** REQUIREMENT **
Search the listing for the string "dashed" and copy every line that contains it.

** STORED DATA **
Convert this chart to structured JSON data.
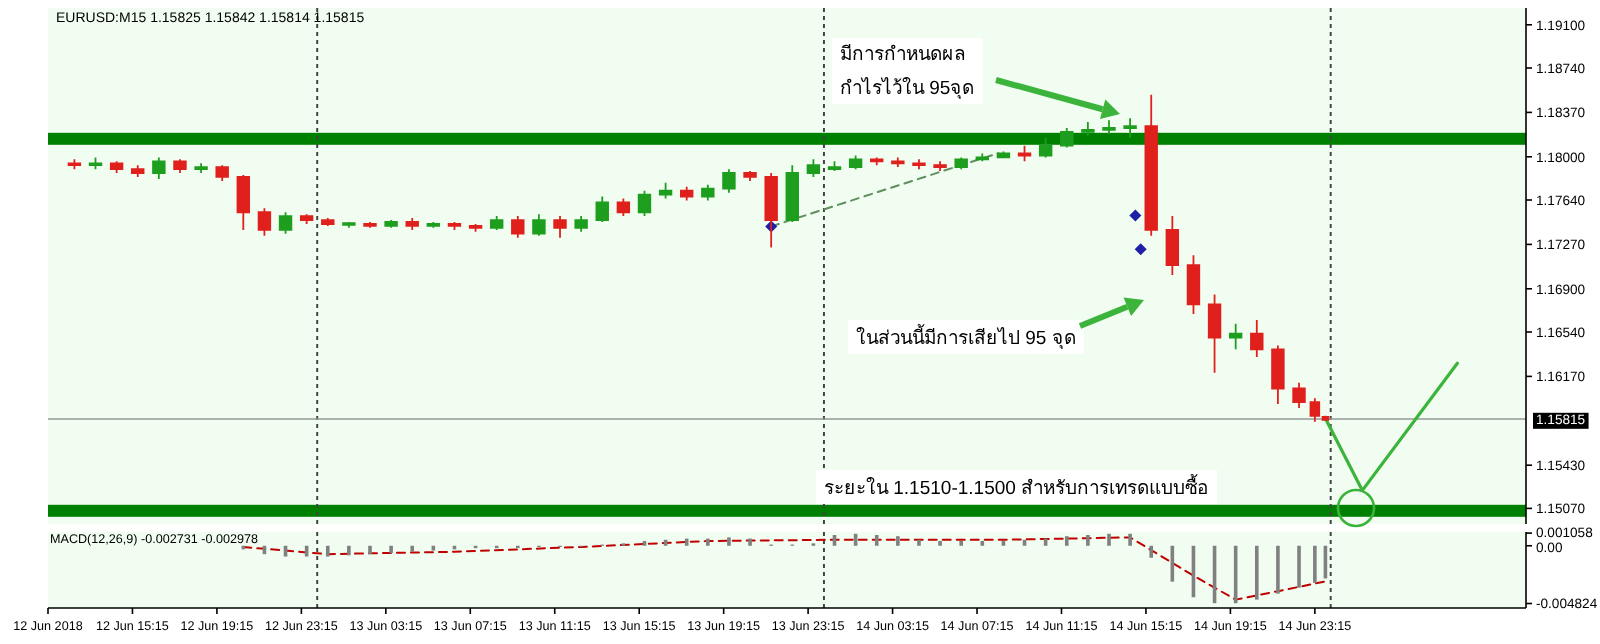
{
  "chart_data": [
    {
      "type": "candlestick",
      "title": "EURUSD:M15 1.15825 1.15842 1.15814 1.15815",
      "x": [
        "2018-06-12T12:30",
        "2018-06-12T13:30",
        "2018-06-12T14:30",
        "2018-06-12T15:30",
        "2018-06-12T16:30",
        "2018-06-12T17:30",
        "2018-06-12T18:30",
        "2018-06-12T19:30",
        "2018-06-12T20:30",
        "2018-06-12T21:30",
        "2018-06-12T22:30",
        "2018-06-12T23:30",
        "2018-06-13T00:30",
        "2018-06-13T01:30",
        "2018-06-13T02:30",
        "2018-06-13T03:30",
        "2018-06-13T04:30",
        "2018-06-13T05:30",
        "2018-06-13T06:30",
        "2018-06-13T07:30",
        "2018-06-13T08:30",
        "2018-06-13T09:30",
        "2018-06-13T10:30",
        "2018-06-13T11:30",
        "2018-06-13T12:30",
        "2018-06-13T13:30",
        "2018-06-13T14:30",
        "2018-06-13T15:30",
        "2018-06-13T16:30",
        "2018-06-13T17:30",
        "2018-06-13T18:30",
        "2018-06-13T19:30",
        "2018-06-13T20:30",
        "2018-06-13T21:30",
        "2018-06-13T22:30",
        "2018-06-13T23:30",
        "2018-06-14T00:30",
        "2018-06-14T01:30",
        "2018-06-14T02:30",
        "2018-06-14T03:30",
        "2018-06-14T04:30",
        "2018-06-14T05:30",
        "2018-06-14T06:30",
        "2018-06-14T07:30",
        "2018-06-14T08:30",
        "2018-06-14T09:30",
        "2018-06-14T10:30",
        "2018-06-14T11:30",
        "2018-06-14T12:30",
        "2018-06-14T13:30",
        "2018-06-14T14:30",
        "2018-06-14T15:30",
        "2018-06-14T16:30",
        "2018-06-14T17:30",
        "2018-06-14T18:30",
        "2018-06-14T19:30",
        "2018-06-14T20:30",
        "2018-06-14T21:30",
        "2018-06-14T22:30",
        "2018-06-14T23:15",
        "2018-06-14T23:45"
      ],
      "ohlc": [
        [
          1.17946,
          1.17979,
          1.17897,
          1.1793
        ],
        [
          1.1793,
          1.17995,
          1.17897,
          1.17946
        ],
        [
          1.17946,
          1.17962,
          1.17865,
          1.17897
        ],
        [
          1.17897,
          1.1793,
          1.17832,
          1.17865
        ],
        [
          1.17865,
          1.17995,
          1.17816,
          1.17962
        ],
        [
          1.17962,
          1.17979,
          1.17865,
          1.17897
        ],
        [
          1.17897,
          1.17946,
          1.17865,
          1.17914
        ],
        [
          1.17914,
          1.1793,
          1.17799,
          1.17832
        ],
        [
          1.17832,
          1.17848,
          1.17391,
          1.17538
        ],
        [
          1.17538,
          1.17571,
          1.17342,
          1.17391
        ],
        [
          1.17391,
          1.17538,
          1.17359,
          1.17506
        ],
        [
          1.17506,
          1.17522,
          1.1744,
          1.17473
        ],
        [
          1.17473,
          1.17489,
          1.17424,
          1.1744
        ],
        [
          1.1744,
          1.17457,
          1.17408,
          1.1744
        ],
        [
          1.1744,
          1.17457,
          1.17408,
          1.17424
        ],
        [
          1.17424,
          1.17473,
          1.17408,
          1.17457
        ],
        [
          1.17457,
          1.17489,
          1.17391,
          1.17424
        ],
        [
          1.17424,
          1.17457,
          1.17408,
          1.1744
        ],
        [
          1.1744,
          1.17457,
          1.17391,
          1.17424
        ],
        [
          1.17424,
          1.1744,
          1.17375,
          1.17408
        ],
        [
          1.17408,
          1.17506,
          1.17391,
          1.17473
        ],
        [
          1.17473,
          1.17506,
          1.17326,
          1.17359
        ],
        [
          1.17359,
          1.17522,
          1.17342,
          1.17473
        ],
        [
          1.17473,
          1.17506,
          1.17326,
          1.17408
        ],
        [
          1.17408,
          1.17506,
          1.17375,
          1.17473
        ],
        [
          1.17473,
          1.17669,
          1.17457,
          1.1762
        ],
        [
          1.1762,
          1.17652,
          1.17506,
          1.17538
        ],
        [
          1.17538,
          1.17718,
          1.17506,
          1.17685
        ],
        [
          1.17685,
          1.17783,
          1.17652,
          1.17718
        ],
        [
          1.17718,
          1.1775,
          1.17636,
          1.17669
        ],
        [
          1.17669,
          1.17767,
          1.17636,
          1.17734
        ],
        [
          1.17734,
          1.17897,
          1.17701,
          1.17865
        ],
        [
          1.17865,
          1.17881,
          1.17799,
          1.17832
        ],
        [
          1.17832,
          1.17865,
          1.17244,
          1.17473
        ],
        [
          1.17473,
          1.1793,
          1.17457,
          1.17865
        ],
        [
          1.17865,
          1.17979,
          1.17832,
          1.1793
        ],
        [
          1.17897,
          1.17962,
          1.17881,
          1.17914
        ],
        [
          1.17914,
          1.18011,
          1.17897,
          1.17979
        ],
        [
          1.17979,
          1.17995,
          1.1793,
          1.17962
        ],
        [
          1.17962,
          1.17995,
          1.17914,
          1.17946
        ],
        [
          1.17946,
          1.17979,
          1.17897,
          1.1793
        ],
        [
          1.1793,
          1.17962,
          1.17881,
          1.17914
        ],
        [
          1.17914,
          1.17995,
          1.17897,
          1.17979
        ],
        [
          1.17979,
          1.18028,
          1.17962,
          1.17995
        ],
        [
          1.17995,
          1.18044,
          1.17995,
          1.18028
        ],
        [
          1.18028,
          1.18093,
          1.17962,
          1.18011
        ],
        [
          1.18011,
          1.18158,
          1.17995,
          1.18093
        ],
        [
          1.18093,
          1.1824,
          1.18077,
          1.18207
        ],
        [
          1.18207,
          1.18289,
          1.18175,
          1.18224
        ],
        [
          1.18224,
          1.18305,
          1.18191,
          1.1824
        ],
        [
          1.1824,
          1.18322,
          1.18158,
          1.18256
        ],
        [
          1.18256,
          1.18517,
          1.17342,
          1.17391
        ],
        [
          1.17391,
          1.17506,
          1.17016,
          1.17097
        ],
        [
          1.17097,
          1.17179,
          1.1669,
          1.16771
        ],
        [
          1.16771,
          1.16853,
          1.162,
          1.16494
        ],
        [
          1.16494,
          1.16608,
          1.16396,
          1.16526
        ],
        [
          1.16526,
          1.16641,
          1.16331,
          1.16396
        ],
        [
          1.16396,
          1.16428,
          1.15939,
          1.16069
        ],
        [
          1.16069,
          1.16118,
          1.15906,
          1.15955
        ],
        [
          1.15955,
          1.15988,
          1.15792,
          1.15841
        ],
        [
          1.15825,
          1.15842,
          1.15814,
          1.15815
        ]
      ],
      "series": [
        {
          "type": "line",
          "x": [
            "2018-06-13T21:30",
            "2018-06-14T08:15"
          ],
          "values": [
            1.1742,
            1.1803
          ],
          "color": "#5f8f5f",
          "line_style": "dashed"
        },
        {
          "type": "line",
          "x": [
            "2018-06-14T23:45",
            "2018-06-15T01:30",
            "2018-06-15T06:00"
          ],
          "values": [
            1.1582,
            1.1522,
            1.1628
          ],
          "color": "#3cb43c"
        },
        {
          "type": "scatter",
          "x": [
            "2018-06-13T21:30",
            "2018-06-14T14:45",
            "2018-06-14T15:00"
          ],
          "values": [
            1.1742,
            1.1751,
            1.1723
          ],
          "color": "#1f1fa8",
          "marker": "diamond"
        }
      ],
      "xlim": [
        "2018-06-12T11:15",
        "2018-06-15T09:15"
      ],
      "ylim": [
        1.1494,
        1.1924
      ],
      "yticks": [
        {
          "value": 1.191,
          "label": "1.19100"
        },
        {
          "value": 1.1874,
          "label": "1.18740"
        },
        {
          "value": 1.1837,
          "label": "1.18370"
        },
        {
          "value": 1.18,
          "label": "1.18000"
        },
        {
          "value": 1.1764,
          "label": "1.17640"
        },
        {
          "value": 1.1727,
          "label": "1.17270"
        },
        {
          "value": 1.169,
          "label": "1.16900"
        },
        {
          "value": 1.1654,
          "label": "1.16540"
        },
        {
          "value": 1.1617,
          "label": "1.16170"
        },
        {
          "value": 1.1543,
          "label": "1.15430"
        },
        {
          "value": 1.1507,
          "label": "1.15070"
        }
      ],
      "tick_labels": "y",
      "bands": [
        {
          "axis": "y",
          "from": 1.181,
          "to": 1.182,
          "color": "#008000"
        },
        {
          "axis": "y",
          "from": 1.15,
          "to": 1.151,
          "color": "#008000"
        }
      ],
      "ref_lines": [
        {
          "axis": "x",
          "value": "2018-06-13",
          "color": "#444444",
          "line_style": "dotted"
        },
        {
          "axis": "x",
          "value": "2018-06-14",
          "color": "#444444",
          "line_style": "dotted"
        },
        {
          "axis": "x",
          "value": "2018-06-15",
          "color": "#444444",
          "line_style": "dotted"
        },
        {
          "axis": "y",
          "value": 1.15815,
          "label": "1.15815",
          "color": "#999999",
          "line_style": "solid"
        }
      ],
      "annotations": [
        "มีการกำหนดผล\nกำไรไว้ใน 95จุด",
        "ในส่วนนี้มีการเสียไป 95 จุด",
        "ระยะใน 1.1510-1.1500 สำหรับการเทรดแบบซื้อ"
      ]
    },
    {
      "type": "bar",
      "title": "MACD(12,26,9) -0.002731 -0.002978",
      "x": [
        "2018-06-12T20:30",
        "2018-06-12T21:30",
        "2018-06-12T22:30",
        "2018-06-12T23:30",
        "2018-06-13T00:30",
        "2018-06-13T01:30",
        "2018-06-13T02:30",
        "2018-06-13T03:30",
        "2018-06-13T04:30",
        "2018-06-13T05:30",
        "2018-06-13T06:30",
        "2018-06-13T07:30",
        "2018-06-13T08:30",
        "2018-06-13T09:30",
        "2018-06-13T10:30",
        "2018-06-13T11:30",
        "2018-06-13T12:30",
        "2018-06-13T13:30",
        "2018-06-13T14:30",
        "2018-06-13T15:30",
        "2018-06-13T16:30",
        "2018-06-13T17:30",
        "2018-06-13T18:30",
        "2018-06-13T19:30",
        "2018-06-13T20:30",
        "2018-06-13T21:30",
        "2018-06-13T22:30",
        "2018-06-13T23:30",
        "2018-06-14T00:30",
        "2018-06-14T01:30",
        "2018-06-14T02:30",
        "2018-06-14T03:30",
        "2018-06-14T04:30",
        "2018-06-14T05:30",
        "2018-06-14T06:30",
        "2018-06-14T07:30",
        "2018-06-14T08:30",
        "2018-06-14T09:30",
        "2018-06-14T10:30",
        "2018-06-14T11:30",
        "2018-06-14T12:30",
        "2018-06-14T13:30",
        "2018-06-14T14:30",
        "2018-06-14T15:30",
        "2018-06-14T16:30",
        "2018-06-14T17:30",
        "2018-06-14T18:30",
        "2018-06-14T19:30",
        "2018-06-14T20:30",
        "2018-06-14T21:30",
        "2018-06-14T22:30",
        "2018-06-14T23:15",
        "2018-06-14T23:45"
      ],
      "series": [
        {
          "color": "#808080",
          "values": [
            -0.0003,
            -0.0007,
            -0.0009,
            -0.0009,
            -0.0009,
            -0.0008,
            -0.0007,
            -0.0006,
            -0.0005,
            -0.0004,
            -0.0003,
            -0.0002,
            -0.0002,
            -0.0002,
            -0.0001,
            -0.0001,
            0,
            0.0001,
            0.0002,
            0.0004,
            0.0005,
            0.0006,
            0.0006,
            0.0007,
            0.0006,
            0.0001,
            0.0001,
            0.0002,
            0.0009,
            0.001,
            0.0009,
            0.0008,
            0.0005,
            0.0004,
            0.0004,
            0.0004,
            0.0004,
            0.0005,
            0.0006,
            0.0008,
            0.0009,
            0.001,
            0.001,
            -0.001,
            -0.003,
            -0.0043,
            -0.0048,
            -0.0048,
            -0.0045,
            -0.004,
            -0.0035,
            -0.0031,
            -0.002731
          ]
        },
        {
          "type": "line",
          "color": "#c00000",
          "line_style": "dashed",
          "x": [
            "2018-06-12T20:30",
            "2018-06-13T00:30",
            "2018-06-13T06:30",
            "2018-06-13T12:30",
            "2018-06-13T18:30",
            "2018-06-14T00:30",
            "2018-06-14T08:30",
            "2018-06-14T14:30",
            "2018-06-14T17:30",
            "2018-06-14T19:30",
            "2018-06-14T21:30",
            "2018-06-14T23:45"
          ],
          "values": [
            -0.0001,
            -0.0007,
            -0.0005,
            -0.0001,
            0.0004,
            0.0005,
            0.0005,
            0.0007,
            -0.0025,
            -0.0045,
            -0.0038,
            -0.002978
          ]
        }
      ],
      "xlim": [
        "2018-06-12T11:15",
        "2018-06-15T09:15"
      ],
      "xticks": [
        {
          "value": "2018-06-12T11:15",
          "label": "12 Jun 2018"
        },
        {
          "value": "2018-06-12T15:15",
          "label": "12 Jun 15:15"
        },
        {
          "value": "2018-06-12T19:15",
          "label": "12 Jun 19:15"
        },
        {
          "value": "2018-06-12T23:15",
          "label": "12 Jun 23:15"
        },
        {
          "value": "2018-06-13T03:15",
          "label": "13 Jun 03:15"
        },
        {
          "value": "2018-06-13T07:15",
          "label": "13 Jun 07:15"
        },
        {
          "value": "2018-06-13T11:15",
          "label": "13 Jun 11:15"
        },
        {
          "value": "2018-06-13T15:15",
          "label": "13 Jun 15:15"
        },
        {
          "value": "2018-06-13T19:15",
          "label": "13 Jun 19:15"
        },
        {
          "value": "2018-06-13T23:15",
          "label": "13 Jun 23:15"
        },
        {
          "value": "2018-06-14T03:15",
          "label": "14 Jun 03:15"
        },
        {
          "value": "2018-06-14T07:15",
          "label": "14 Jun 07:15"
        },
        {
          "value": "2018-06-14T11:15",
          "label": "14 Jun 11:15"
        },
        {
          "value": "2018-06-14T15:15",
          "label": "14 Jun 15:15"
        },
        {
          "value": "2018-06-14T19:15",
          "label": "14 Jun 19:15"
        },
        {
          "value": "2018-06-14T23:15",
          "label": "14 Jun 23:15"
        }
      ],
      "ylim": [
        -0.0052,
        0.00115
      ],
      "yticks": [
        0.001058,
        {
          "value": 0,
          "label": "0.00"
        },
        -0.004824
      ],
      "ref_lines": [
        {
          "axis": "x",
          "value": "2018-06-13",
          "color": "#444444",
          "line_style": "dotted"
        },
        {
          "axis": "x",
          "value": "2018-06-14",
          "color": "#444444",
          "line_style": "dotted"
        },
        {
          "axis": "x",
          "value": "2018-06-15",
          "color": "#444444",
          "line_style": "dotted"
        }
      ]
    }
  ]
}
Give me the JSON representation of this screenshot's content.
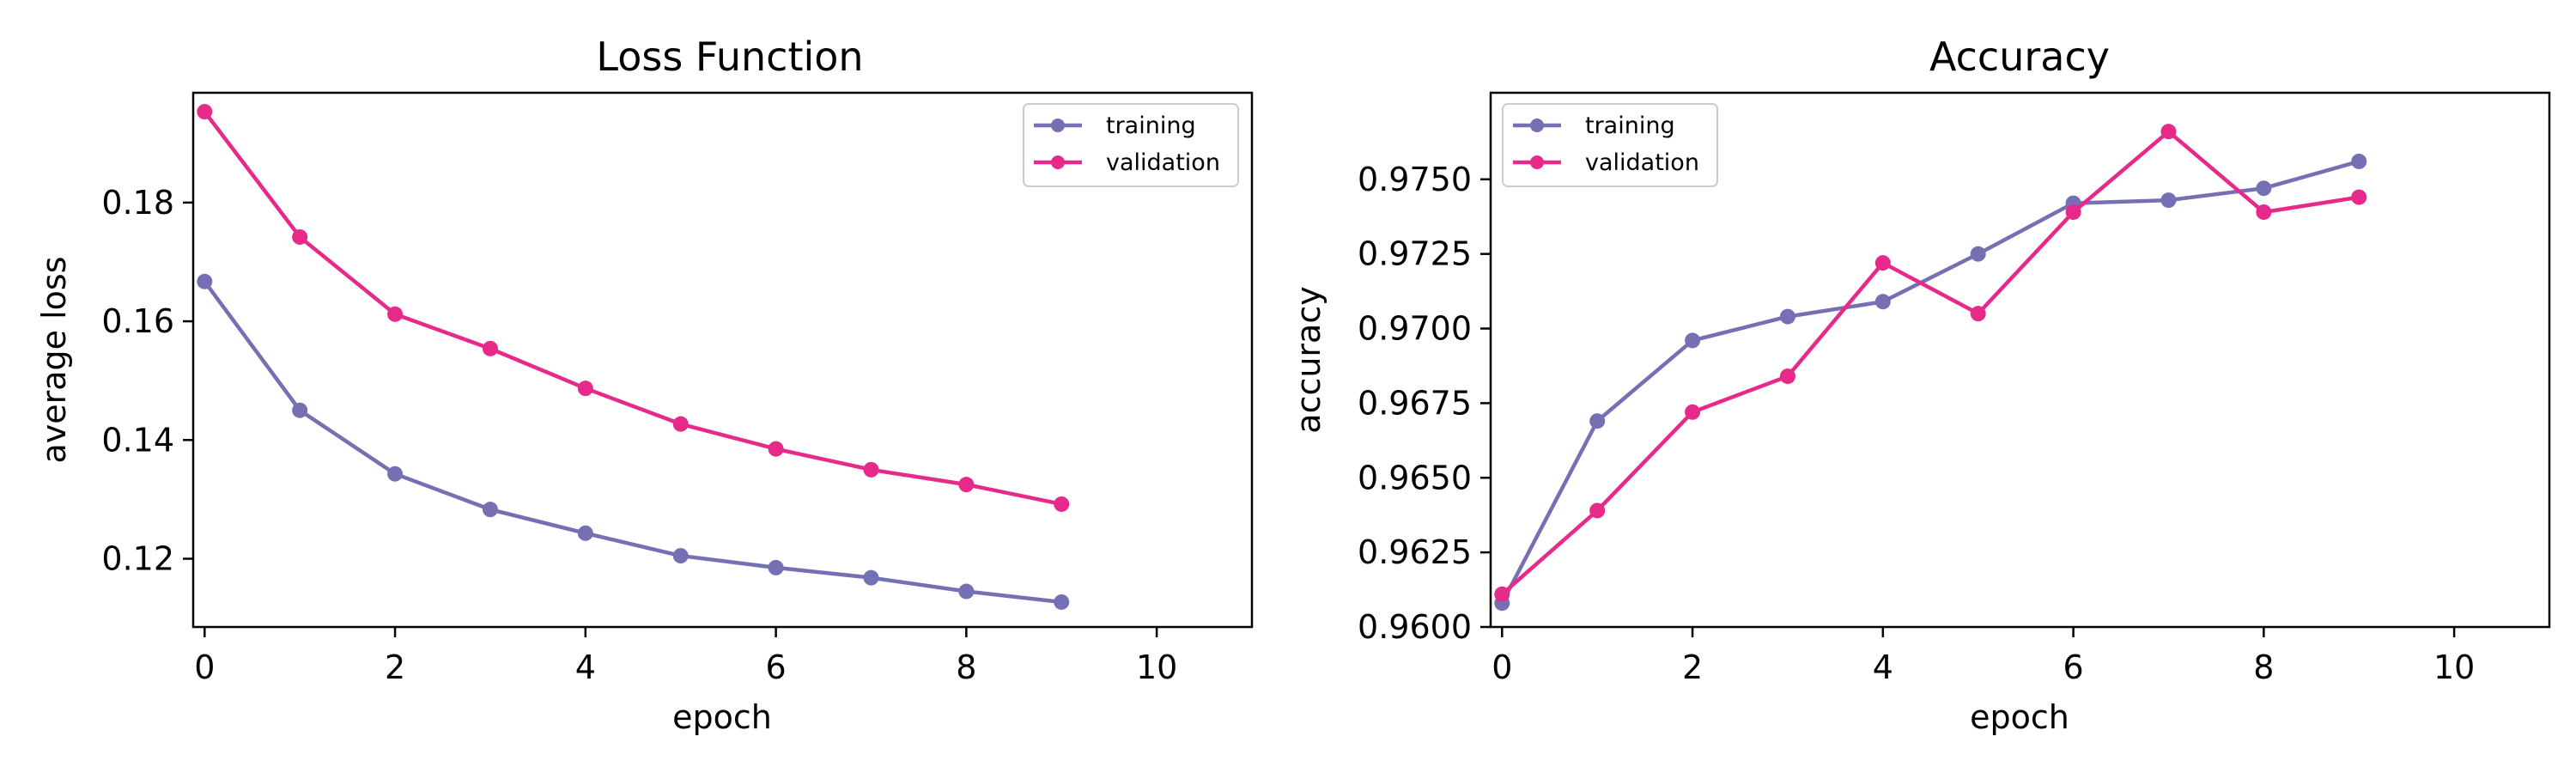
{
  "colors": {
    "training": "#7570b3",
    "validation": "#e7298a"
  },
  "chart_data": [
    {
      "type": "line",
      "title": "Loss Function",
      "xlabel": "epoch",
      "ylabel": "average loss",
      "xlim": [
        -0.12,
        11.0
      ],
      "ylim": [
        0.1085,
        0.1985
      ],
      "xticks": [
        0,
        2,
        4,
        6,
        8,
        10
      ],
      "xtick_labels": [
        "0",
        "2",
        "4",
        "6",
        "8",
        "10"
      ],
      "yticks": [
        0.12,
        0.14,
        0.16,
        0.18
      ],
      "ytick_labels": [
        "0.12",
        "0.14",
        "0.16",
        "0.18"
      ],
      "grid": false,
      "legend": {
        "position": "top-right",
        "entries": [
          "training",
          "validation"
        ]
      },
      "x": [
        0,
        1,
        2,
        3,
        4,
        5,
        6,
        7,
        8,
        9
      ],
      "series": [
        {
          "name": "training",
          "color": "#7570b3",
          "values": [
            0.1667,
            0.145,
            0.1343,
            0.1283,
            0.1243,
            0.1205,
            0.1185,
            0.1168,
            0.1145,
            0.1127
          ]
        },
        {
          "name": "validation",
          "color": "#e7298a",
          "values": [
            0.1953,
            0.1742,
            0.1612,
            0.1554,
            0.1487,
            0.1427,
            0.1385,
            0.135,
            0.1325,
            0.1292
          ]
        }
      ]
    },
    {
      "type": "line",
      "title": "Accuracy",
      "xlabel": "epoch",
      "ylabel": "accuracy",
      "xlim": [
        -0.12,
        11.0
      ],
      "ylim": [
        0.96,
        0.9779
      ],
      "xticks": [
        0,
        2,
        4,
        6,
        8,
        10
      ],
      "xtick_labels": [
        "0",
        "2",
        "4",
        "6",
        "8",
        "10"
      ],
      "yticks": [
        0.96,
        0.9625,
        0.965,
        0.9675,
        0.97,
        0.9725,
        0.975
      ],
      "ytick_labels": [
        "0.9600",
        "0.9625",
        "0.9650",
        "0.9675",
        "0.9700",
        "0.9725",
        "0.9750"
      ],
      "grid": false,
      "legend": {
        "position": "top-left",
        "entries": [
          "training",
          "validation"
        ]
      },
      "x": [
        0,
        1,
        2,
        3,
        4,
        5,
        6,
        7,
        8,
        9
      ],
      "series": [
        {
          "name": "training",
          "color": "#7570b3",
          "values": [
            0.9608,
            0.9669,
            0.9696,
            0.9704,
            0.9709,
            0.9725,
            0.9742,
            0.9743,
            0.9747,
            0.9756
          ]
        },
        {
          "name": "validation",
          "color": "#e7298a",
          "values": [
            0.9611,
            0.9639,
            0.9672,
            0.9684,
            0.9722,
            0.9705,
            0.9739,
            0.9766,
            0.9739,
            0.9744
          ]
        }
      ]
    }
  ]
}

** THE SOLUTION **
          "line_style": "dashed"
          "line_style": "dashed",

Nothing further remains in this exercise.